WHAT IS EXPECTED: Copy out each line that mentions the word "Precipitation".

ENTRIES SHOWN:
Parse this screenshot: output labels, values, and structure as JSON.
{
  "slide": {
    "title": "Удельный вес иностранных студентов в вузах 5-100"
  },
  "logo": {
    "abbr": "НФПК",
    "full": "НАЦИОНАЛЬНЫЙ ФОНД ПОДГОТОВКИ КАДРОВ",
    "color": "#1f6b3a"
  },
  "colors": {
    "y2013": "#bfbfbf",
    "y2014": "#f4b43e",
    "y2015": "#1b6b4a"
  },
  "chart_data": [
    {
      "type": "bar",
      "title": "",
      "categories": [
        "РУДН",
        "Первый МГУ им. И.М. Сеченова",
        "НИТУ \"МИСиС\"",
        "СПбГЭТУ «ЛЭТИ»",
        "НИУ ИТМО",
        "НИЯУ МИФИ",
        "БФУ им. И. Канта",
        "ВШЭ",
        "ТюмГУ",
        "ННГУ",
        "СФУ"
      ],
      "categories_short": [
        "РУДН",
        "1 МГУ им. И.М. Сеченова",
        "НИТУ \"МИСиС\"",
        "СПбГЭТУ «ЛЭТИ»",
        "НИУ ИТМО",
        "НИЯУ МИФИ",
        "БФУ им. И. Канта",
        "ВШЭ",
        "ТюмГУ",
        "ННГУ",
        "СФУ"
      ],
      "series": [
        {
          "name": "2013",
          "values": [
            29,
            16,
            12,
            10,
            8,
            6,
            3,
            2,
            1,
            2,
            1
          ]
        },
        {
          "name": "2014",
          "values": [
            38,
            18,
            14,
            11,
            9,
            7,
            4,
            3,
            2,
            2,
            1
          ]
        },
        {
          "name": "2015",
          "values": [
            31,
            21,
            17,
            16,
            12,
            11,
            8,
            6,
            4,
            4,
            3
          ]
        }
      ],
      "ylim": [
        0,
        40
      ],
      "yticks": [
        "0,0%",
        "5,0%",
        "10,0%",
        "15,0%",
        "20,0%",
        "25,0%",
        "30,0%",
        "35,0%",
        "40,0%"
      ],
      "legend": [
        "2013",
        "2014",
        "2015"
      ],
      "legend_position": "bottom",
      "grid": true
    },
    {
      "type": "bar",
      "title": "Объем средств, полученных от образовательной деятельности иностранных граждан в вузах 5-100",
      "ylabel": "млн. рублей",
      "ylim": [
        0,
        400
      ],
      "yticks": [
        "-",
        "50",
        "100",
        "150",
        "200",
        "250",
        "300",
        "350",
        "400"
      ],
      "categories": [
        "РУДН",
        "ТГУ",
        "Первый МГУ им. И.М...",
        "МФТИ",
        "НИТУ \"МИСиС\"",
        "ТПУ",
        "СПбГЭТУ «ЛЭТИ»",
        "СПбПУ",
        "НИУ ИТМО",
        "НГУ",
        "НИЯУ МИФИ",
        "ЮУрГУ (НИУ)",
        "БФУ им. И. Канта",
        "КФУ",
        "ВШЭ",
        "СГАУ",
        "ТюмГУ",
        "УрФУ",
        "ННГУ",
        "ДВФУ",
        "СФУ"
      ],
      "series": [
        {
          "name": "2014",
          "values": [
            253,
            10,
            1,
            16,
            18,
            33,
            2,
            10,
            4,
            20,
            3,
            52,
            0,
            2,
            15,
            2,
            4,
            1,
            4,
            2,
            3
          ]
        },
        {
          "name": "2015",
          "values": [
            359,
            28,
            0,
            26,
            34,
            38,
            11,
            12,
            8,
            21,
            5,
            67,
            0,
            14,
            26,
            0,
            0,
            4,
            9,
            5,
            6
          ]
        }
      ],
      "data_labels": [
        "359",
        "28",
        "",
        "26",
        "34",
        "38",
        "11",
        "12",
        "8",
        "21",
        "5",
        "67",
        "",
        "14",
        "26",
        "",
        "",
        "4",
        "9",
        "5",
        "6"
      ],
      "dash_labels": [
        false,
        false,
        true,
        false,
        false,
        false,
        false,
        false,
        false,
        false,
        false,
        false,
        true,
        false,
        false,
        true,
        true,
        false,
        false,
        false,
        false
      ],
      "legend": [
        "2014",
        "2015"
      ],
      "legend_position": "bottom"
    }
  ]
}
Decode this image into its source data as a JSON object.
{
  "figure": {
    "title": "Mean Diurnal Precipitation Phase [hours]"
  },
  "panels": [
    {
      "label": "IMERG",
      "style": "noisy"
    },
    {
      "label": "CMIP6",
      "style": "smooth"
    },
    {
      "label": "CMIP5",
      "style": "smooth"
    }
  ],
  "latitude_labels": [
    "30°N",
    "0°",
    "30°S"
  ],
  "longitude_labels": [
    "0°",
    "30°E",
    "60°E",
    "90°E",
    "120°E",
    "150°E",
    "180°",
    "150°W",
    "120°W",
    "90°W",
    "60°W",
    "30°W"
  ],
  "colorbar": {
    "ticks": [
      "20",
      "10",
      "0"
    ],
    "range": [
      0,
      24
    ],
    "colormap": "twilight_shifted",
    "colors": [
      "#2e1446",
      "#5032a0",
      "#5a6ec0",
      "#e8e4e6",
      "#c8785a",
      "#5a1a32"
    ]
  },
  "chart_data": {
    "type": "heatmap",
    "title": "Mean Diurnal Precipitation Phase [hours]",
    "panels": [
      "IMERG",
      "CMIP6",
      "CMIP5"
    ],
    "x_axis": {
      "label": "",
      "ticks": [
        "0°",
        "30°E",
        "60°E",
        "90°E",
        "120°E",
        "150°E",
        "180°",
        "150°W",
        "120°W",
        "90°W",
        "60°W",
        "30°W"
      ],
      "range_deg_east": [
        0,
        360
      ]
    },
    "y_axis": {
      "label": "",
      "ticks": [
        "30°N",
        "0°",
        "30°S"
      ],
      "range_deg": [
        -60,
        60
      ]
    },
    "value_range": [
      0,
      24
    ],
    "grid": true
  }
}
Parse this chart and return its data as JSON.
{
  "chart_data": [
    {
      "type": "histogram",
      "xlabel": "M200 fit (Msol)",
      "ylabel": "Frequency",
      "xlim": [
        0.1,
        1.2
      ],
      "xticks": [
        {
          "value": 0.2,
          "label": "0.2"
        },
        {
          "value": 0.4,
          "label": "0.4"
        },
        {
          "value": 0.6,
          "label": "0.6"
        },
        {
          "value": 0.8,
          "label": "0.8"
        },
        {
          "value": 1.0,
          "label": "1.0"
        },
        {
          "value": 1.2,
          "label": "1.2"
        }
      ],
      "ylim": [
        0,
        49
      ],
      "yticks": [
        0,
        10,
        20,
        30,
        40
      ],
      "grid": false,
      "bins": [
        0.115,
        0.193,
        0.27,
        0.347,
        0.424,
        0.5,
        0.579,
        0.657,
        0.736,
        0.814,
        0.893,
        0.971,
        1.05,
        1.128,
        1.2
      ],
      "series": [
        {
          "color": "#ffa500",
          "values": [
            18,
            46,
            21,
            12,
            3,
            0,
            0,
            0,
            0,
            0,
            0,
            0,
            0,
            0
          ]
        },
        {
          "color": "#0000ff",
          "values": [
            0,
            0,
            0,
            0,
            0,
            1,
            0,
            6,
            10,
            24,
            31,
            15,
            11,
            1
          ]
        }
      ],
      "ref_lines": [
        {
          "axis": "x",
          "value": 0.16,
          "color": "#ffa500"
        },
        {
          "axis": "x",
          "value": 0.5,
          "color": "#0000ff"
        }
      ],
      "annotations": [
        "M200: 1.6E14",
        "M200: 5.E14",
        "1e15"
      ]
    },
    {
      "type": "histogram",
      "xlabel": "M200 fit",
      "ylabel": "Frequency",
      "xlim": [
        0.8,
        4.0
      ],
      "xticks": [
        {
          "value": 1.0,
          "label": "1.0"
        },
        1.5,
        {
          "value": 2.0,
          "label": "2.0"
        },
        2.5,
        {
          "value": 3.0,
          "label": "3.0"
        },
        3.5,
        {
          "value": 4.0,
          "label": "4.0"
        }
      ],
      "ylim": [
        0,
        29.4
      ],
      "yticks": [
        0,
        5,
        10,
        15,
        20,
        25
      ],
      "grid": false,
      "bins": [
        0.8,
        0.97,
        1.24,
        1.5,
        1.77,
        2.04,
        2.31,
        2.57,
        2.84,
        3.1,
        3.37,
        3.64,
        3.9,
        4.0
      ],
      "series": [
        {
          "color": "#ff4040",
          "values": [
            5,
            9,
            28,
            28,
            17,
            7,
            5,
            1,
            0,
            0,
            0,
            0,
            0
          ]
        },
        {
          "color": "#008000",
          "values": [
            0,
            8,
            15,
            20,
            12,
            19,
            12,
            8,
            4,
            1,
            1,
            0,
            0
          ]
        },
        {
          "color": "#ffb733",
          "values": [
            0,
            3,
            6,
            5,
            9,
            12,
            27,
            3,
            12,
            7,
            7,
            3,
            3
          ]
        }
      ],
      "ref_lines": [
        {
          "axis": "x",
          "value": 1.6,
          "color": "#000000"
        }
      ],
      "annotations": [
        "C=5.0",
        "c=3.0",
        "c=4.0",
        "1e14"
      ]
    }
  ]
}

EXERCISE SOLUTION:
    "title": "Mean Diurnal Precipitation Phase [hours]"
    "title": "Mean Diurnal Precipitation Phase [hours]",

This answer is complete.